>> BEGIN

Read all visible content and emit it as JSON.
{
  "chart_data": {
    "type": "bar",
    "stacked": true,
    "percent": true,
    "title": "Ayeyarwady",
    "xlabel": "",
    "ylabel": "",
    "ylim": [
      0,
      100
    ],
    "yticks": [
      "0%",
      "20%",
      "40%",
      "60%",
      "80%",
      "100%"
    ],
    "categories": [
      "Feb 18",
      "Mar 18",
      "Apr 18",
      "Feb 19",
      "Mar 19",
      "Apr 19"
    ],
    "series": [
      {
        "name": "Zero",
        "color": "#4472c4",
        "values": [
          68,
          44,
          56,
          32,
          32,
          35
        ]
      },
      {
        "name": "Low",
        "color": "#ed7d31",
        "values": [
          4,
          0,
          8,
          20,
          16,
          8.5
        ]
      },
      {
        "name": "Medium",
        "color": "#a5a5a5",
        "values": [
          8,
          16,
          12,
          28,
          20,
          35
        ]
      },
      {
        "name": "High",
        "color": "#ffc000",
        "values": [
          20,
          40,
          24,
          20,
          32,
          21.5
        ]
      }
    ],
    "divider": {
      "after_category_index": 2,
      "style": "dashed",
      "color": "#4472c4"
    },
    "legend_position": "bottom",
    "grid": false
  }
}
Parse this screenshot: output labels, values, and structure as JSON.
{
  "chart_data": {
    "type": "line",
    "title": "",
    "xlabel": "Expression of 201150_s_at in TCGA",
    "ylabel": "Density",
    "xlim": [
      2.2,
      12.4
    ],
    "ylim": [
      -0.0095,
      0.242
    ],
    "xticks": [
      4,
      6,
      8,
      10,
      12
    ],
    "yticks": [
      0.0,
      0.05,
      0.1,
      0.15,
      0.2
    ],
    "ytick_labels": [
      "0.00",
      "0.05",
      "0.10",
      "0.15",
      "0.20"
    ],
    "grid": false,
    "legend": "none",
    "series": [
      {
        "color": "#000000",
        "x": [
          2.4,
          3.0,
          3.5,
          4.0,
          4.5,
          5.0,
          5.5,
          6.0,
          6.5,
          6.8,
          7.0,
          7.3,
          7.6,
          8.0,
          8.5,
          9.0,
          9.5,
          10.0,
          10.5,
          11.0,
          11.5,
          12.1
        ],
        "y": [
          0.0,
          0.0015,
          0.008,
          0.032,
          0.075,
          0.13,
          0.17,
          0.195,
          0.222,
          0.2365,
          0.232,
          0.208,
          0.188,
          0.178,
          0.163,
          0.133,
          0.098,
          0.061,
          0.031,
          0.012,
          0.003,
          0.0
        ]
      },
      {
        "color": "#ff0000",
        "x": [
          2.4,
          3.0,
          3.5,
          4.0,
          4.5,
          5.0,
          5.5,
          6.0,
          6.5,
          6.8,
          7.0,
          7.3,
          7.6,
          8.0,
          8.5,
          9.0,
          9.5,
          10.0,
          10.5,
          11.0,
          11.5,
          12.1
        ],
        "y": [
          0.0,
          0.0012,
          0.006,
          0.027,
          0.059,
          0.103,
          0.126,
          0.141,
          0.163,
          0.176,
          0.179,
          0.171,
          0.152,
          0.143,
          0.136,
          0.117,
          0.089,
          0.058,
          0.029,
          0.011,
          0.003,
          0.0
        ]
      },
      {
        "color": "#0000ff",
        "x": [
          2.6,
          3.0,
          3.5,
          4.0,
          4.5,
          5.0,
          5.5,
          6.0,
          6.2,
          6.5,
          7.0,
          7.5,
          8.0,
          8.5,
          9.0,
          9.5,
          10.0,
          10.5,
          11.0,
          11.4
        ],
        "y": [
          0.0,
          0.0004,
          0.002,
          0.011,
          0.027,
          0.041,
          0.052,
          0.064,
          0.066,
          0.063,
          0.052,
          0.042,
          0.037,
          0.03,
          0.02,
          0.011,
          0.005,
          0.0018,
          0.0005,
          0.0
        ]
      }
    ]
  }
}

>> END

■ **Task goal**: Filter out every line that lacks the word "JSON", and copy the rest.

■ **Exercise result**:
Read all visible content and emit it as JSON.
Parse this screenshot: output labels, values, and structure as JSON.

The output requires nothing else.